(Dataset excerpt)
* * *

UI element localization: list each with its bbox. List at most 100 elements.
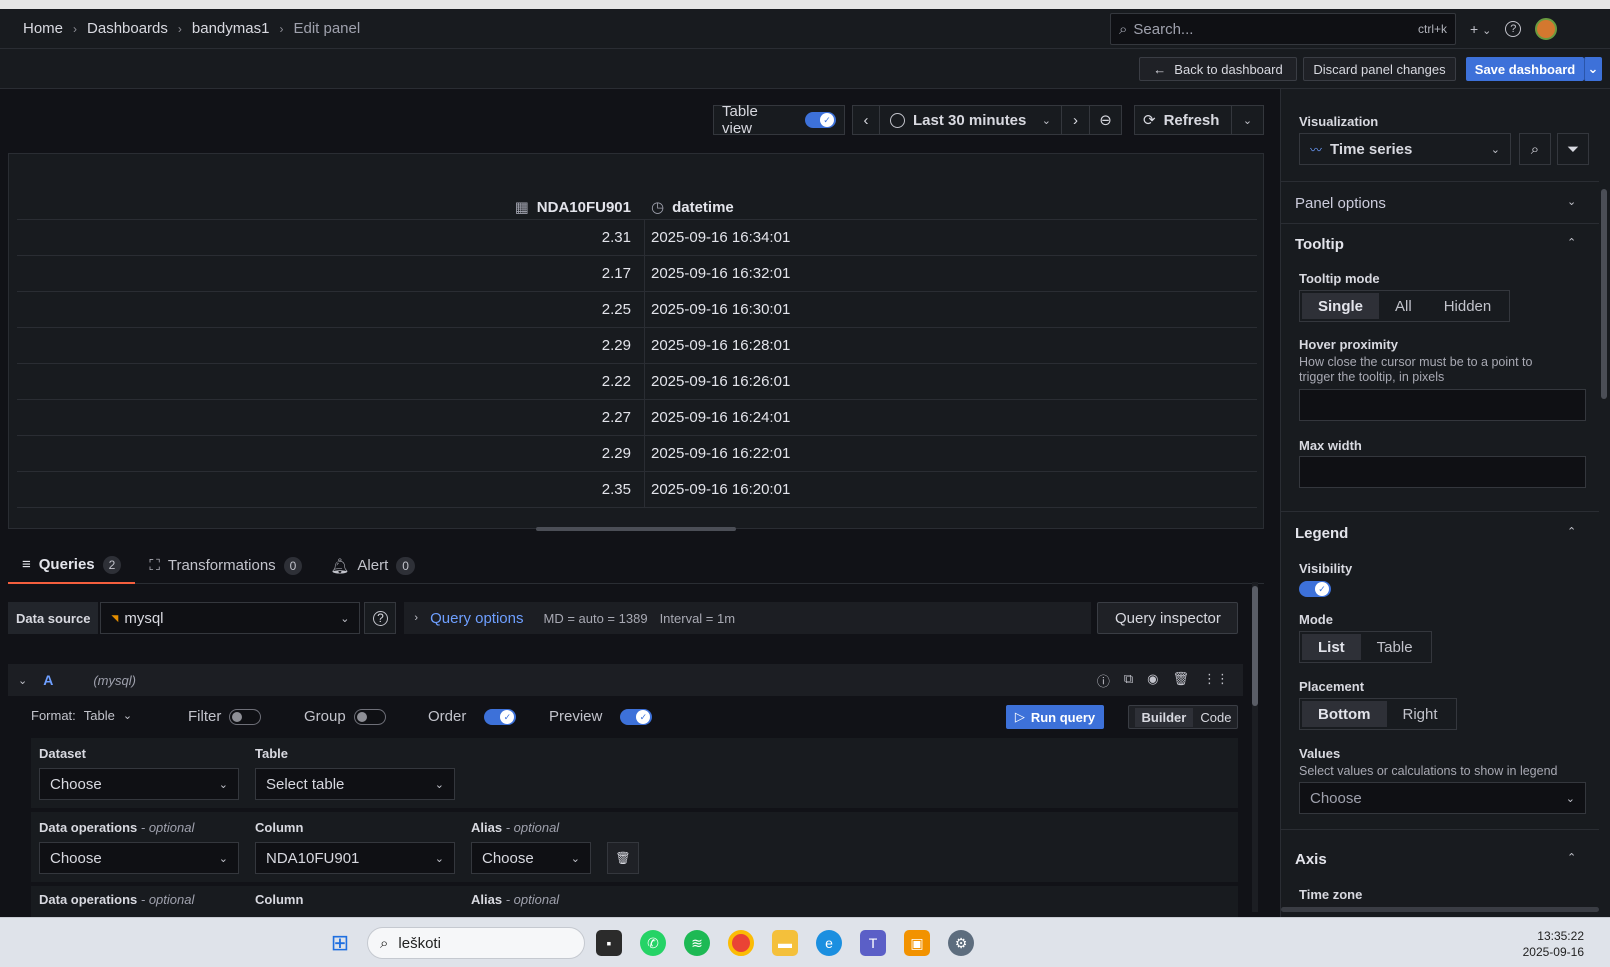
placement-label: Placement [1299,679,1365,694]
time-back-button[interactable]: ‹ [852,105,880,135]
chevron-up-icon[interactable]: ⌃ [1567,525,1576,538]
table-view-switch[interactable] [804,112,836,128]
back-to-dashboard-button[interactable]: ← Back to dashboard [1139,57,1297,81]
remote-desktop-icon[interactable]: ▣ [904,930,930,956]
legend-mode-table[interactable]: Table [1361,634,1429,660]
save-dashboard-button[interactable]: Save dashboard [1466,57,1584,81]
tooltip-mode-all[interactable]: All [1379,293,1428,319]
help-icon[interactable]: ? [1505,21,1522,37]
chevron-down-icon: ⌄ [1242,114,1253,127]
search-input[interactable]: ⌕ Search... ctrl+k [1110,13,1456,45]
table-select[interactable]: Select table ⌄ [255,768,455,800]
divider [1281,829,1599,830]
taskbar-clock[interactable]: 13:35:22 2025-09-16 [1523,928,1584,960]
zoom-out-button[interactable]: ⊖ [1090,105,1122,135]
chevron-down-icon[interactable]: ⌄ [18,674,27,687]
filter-options-button[interactable]: ⏷ [1557,133,1589,165]
max-data-points: MD = auto = 1389 [543,610,648,626]
preview-toggle[interactable]: Preview [549,708,653,725]
group-switch[interactable] [353,708,386,725]
drag-handle-icon[interactable]: ⋮⋮ [1203,671,1229,690]
query-inspector-button[interactable]: Query inspector [1097,602,1239,634]
alias-select[interactable]: Choose ⌄ [471,842,591,874]
chevron-up-icon[interactable]: ⌃ [1567,851,1576,864]
datasource-picker[interactable]: ◥ mysql ⌄ [100,602,361,634]
search-options-button[interactable]: ⌕ [1519,133,1551,165]
query-options-link[interactable]: Query options [430,610,523,627]
discard-panel-changes-button[interactable]: Discard panel changes [1303,57,1456,81]
options-horizontal-scrollbar[interactable] [1281,907,1599,912]
help-icon[interactable]: ⓘ [1097,671,1110,690]
duplicate-icon[interactable]: ⧉ [1124,671,1133,690]
chevron-down-icon[interactable]: ⌄ [1567,195,1576,208]
code-mode-button[interactable]: Code [1200,710,1231,725]
tab-queries[interactable]: ≡ Queries 2 [8,548,136,584]
horizontal-scrollbar[interactable] [536,527,736,531]
options-vertical-scrollbar[interactable] [1601,189,1607,399]
tooltip-section[interactable]: Tooltip [1295,236,1344,253]
run-query-button[interactable]: ▷ Run query [1006,705,1104,729]
chevron-up-icon[interactable]: ⌃ [1567,236,1576,249]
breadcrumb-home[interactable]: Home [23,20,63,37]
column-header-value[interactable]: ▦ NDA10FU901 [515,198,631,216]
remove-column-button[interactable]: 🗑︎ [607,842,639,874]
axis-section[interactable]: Axis [1295,851,1327,868]
chevron-down-icon: ⌄ [434,853,444,865]
tooltip-mode-hidden[interactable]: Hidden [1428,293,1508,319]
avatar[interactable] [1535,18,1558,40]
add-icon[interactable]: + ⌄ [1470,21,1491,37]
order-switch[interactable] [484,708,517,725]
filter-switch[interactable] [229,708,262,725]
tab-alert[interactable]: 🔔︎ Alert 0 [316,548,429,584]
data-operations-select[interactable]: Choose ⌄ [39,842,239,874]
datasource-help-button[interactable]: ? [364,602,397,634]
placement-bottom[interactable]: Bottom [1302,701,1387,727]
time-range-picker[interactable]: Last 30 minutes ⌄ [880,105,1062,135]
table-view-toggle[interactable]: Table view [713,103,845,137]
spotify-icon[interactable]: ≋ [684,930,710,956]
group-toggle[interactable]: Group [304,708,386,725]
placement-right[interactable]: Right [1387,701,1454,727]
save-options-chevron-icon[interactable]: ⌄ [1584,57,1602,81]
legend-values-select[interactable]: Choose ⌄ [1299,782,1586,814]
settings-gear-icon[interactable]: ⚙ [948,930,974,956]
breadcrumb-dashboards[interactable]: Dashboards [87,20,168,37]
refresh-interval-button[interactable]: ⌄ [1232,105,1264,135]
chrome-icon[interactable] [728,930,754,956]
eye-icon[interactable]: ◉ [1147,671,1158,690]
file-explorer-icon[interactable]: ▬ [772,930,798,956]
windows-start-icon[interactable]: ⊞ [327,930,353,956]
query-scrollbar[interactable] [1252,582,1258,912]
tab-transformations[interactable]: ⛶ Transformations 0 [135,548,316,584]
legend-section[interactable]: Legend [1295,525,1348,542]
query-ref-id[interactable]: A [43,672,53,688]
visualization-picker[interactable]: 〰 Time series ⌄ [1299,133,1511,165]
hover-proximity-label: Hover proximity [1299,337,1398,352]
order-toggle[interactable]: Order [428,708,517,725]
filter-toggle[interactable]: Filter [188,708,262,725]
whatsapp-icon[interactable]: ✆ [640,930,666,956]
breadcrumb-dashboard[interactable]: bandymas1 [192,20,270,37]
max-width-input[interactable] [1299,456,1586,488]
scrollbar-thumb[interactable] [1252,586,1258,706]
taskbar-search[interactable]: ⌕ leškoti [367,927,585,959]
legend-visibility-switch[interactable] [1299,581,1331,597]
format-selector[interactable]: Format: Table ⌄ [31,708,132,723]
legend-mode-list[interactable]: List [1302,634,1361,660]
hover-proximity-input[interactable] [1299,389,1586,421]
refresh-button[interactable]: ⟳ Refresh [1134,105,1232,135]
panel-options-section[interactable]: Panel options [1295,195,1386,212]
edge-icon[interactable]: e [816,930,842,956]
preview-switch[interactable] [620,708,653,725]
cell-value: 2.29 [601,445,631,462]
column-header-datetime[interactable]: ◷ datetime [651,198,734,216]
trash-icon[interactable]: 🗑︎ [1172,671,1189,690]
builder-mode-button[interactable]: Builder [1134,707,1194,727]
task-view-icon[interactable]: ▪ [596,930,622,956]
dataset-select[interactable]: Choose ⌄ [39,768,239,800]
tooltip-mode-single[interactable]: Single [1302,293,1380,319]
column-select[interactable]: NDA10FU901 ⌄ [255,842,455,874]
query-options-bar[interactable]: › Query options MD = auto = 1389 Interva… [404,602,1092,634]
time-forward-button[interactable]: › [1062,105,1090,135]
teams-icon[interactable]: T [860,930,886,956]
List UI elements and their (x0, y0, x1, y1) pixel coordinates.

* * *

*TASK TO CARRY OUT:* Change every "Save dashboard" in the listing to "Keep dashboard" and keep everything else the same. Leave the pictures out of your answer.

*CORRECT ANSWER:*
UI element localization: list each with its bbox. List at most 100 elements.
placement-label: Placement [1299,679,1365,694]
time-back-button[interactable]: ‹ [852,105,880,135]
chevron-up-icon[interactable]: ⌃ [1567,525,1576,538]
table-view-switch[interactable] [804,112,836,128]
back-to-dashboard-button[interactable]: ← Back to dashboard [1139,57,1297,81]
remote-desktop-icon[interactable]: ▣ [904,930,930,956]
legend-mode-table[interactable]: Table [1361,634,1429,660]
save-dashboard-button[interactable]: Keep dashboard [1466,57,1584,81]
tooltip-mode-all[interactable]: All [1379,293,1428,319]
help-icon[interactable]: ? [1505,21,1522,37]
chevron-down-icon: ⌄ [1242,114,1253,127]
search-input[interactable]: ⌕ Search... ctrl+k [1110,13,1456,45]
table-select[interactable]: Select table ⌄ [255,768,455,800]
divider [1281,829,1599,830]
taskbar-clock[interactable]: 13:35:22 2025-09-16 [1523,928,1584,960]
zoom-out-button[interactable]: ⊖ [1090,105,1122,135]
chevron-down-icon[interactable]: ⌄ [18,674,27,687]
filter-options-button[interactable]: ⏷ [1557,133,1589,165]
max-data-points: MD = auto = 1389 [543,610,648,626]
preview-toggle[interactable]: Preview [549,708,653,725]
group-switch[interactable] [353,708,386,725]
drag-handle-icon[interactable]: ⋮⋮ [1203,671,1229,690]
query-inspector-button[interactable]: Query inspector [1097,602,1239,634]
alias-select[interactable]: Choose ⌄ [471,842,591,874]
chevron-up-icon[interactable]: ⌃ [1567,851,1576,864]
datasource-picker[interactable]: ◥ mysql ⌄ [100,602,361,634]
search-options-button[interactable]: ⌕ [1519,133,1551,165]
query-options-link[interactable]: Query options [430,610,523,627]
discard-panel-changes-button[interactable]: Discard panel changes [1303,57,1456,81]
options-horizontal-scrollbar[interactable] [1281,907,1599,912]
help-icon[interactable]: ⓘ [1097,671,1110,690]
duplicate-icon[interactable]: ⧉ [1124,671,1133,690]
chevron-down-icon[interactable]: ⌄ [1567,195,1576,208]
code-mode-button[interactable]: Code [1200,710,1231,725]
tab-queries[interactable]: ≡ Queries 2 [8,548,136,584]
horizontal-scrollbar[interactable] [536,527,736,531]
options-vertical-scrollbar[interactable] [1601,189,1607,399]
tooltip-section[interactable]: Tooltip [1295,236,1344,253]
run-query-button[interactable]: ▷ Run query [1006,705,1104,729]
chevron-up-icon[interactable]: ⌃ [1567,236,1576,249]
breadcrumb-home[interactable]: Home [23,20,63,37]
column-header-value[interactable]: ▦ NDA10FU901 [515,198,631,216]
remove-column-button[interactable]: 🗑︎ [607,842,639,874]
axis-section[interactable]: Axis [1295,851,1327,868]
chevron-down-icon: ⌄ [434,853,444,865]
tooltip-mode-hidden[interactable]: Hidden [1428,293,1508,319]
avatar[interactable] [1535,18,1558,40]
add-icon[interactable]: + ⌄ [1470,21,1491,37]
order-switch[interactable] [484,708,517,725]
filter-switch[interactable] [229,708,262,725]
tab-alert[interactable]: 🔔︎ Alert 0 [316,548,429,584]
data-operations-select[interactable]: Choose ⌄ [39,842,239,874]
datasource-help-button[interactable]: ? [364,602,397,634]
placement-bottom[interactable]: Bottom [1302,701,1387,727]
time-range-picker[interactable]: Last 30 minutes ⌄ [880,105,1062,135]
table-view-toggle[interactable]: Table view [713,103,845,137]
spotify-icon[interactable]: ≋ [684,930,710,956]
group-toggle[interactable]: Group [304,708,386,725]
placement-right[interactable]: Right [1387,701,1454,727]
save-options-chevron-icon[interactable]: ⌄ [1584,57,1602,81]
legend-values-select[interactable]: Choose ⌄ [1299,782,1586,814]
settings-gear-icon[interactable]: ⚙ [948,930,974,956]
breadcrumb-dashboards[interactable]: Dashboards [87,20,168,37]
refresh-interval-button[interactable]: ⌄ [1232,105,1264,135]
chrome-icon[interactable] [728,930,754,956]
eye-icon[interactable]: ◉ [1147,671,1158,690]
file-explorer-icon[interactable]: ▬ [772,930,798,956]
windows-start-icon[interactable]: ⊞ [327,930,353,956]
query-scrollbar[interactable] [1252,582,1258,912]
tab-transformations[interactable]: ⛶ Transformations 0 [135,548,316,584]
legend-section[interactable]: Legend [1295,525,1348,542]
query-ref-id[interactable]: A [43,672,53,688]
visualization-picker[interactable]: 〰 Time series ⌄ [1299,133,1511,165]
hover-proximity-label: Hover proximity [1299,337,1398,352]
order-toggle[interactable]: Order [428,708,517,725]
filter-toggle[interactable]: Filter [188,708,262,725]
whatsapp-icon[interactable]: ✆ [640,930,666,956]
breadcrumb-dashboard[interactable]: bandymas1 [192,20,270,37]
max-width-input[interactable] [1299,456,1586,488]
scrollbar-thumb[interactable] [1252,586,1258,706]
taskbar-search[interactable]: ⌕ leškoti [367,927,585,959]
legend-visibility-switch[interactable] [1299,581,1331,597]
format-selector[interactable]: Format: Table ⌄ [31,708,132,723]
legend-mode-list[interactable]: List [1302,634,1361,660]
hover-proximity-input[interactable] [1299,389,1586,421]
refresh-button[interactable]: ⟳ Refresh [1134,105,1232,135]
panel-options-section[interactable]: Panel options [1295,195,1386,212]
edge-icon[interactable]: e [816,930,842,956]
preview-switch[interactable] [620,708,653,725]
cell-value: 2.29 [601,445,631,462]
column-header-datetime[interactable]: ◷ datetime [651,198,734,216]
trash-icon[interactable]: 🗑︎ [1172,671,1189,690]
builder-mode-button[interactable]: Builder [1134,707,1194,727]
task-view-icon[interactable]: ▪ [596,930,622,956]
dataset-select[interactable]: Choose ⌄ [39,768,239,800]
tooltip-mode-single[interactable]: Single [1302,293,1380,319]
column-select[interactable]: NDA10FU901 ⌄ [255,842,455,874]
query-options-bar[interactable]: › Query options MD = auto = 1389 Interva… [404,602,1092,634]
time-forward-button[interactable]: › [1062,105,1090,135]
teams-icon[interactable]: T [860,930,886,956]
List UI elements and their (x0, y0, x1, y1) pixel coordinates.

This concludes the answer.